**DIRECTIVE:** Locate each line containing the string "Read" and copy it out.

**THE RECORDS:**
[Begin]

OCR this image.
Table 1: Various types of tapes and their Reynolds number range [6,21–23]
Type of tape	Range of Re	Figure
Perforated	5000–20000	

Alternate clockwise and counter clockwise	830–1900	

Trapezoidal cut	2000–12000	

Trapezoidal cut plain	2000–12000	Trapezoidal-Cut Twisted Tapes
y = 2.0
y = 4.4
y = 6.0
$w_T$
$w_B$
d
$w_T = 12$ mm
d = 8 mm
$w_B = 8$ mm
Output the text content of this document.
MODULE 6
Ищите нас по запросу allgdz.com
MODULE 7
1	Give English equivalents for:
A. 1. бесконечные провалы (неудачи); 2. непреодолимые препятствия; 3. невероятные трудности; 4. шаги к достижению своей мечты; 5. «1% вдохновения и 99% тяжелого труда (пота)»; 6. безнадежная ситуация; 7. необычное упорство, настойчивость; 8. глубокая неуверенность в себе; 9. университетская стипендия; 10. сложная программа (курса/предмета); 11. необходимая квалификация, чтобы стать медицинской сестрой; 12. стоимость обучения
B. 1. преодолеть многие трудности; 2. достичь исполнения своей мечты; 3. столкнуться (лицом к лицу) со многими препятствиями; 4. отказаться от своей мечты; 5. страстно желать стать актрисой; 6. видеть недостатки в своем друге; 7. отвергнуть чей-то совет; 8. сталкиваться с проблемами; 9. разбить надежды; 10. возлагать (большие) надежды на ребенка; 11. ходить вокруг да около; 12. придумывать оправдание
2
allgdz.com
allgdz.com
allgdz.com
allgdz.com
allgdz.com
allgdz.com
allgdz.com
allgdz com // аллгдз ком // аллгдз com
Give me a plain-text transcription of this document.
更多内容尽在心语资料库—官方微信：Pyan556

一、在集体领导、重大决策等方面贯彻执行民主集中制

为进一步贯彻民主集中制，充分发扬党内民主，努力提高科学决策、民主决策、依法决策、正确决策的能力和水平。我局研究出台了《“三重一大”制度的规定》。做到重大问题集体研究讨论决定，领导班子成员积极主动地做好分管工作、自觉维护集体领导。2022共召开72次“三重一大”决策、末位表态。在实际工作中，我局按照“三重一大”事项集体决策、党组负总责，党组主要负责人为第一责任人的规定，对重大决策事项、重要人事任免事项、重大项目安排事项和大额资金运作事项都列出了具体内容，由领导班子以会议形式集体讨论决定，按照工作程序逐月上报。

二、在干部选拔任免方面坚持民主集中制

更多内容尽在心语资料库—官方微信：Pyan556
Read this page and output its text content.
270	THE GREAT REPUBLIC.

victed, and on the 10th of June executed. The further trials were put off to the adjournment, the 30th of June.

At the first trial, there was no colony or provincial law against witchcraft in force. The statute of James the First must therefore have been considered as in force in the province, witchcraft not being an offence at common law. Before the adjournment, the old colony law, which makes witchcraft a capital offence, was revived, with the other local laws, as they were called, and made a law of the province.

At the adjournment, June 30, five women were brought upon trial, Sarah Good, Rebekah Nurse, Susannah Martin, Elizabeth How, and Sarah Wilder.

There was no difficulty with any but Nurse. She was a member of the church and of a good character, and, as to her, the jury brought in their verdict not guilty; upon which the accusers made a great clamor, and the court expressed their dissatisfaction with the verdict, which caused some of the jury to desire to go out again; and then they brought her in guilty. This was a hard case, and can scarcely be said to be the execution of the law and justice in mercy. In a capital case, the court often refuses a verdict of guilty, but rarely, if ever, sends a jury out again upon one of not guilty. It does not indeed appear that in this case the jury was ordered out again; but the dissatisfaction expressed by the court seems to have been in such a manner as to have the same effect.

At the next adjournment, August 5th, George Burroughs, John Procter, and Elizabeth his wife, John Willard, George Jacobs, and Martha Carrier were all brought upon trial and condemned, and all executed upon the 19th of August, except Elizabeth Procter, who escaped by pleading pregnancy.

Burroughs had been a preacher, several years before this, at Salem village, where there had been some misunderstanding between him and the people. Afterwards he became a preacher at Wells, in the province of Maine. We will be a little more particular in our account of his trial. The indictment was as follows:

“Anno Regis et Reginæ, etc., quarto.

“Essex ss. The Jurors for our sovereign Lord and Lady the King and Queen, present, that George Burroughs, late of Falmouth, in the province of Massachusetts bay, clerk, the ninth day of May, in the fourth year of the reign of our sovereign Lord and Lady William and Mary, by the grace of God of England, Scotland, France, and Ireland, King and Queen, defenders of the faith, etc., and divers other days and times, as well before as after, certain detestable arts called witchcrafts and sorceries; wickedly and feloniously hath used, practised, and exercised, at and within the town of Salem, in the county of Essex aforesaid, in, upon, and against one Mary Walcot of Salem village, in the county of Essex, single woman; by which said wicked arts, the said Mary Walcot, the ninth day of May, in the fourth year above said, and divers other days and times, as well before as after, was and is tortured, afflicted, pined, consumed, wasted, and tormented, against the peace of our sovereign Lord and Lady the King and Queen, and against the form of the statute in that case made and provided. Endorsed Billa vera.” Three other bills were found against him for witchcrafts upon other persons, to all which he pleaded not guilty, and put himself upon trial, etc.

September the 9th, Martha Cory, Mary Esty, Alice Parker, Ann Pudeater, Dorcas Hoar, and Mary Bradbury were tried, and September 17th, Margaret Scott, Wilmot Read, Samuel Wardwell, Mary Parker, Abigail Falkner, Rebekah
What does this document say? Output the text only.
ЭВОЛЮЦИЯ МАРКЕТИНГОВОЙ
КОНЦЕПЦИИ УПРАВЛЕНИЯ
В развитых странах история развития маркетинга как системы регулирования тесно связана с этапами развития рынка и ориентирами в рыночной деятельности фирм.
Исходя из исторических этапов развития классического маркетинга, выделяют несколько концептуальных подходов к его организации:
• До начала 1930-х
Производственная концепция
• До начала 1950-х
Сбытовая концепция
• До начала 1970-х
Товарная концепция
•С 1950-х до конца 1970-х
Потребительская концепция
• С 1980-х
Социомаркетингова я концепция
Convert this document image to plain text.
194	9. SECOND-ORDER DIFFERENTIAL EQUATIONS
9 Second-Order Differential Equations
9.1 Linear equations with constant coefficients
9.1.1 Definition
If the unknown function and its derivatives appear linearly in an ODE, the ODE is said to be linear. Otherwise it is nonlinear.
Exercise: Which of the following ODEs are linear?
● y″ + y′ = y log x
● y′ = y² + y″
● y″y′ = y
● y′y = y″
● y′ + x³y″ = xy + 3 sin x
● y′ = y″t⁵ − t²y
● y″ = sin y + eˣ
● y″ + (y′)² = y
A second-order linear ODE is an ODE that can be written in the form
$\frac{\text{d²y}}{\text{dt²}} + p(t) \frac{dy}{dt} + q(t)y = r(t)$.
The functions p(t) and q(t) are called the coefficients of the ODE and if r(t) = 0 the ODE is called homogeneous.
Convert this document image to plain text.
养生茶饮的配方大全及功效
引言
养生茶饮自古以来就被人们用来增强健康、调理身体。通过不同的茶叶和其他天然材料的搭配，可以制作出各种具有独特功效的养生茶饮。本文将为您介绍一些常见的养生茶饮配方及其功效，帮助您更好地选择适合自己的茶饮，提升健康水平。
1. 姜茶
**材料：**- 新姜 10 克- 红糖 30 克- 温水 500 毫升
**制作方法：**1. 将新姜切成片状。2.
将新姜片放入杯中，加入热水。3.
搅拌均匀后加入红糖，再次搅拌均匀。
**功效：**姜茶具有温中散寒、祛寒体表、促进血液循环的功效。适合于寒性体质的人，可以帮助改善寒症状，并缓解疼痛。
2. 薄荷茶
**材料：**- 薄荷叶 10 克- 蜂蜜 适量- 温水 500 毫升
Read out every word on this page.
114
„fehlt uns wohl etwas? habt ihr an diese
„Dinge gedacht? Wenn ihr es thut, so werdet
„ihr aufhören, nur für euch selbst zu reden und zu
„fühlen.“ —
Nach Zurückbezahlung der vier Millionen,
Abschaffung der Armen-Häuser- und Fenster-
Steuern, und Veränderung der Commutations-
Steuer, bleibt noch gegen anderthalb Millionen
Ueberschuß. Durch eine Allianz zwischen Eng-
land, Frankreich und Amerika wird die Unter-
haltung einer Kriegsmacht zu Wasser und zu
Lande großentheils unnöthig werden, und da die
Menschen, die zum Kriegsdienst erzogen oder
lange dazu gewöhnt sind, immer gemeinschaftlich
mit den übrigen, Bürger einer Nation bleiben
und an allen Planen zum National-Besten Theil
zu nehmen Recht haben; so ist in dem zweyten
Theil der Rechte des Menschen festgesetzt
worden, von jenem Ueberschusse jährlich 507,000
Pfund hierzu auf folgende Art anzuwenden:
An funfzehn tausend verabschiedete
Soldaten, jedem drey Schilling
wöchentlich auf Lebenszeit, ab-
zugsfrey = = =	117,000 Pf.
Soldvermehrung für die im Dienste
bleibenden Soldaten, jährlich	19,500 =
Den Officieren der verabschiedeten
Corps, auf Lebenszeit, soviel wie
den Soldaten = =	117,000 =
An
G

[End]

**TASK OUTPUT:**
Read this page and output its text content.
September the 9th, Martha Cory, Mary Esty, Alice Parker, Ann Pudeater, Dorcas Hoar, and Mary Bradbury were tried, and September 17th, Margaret Scott, Wilmot Read, Samuel Wardwell, Mary Parker, Abigail Falkner, Rebekah
Read out every word on this page.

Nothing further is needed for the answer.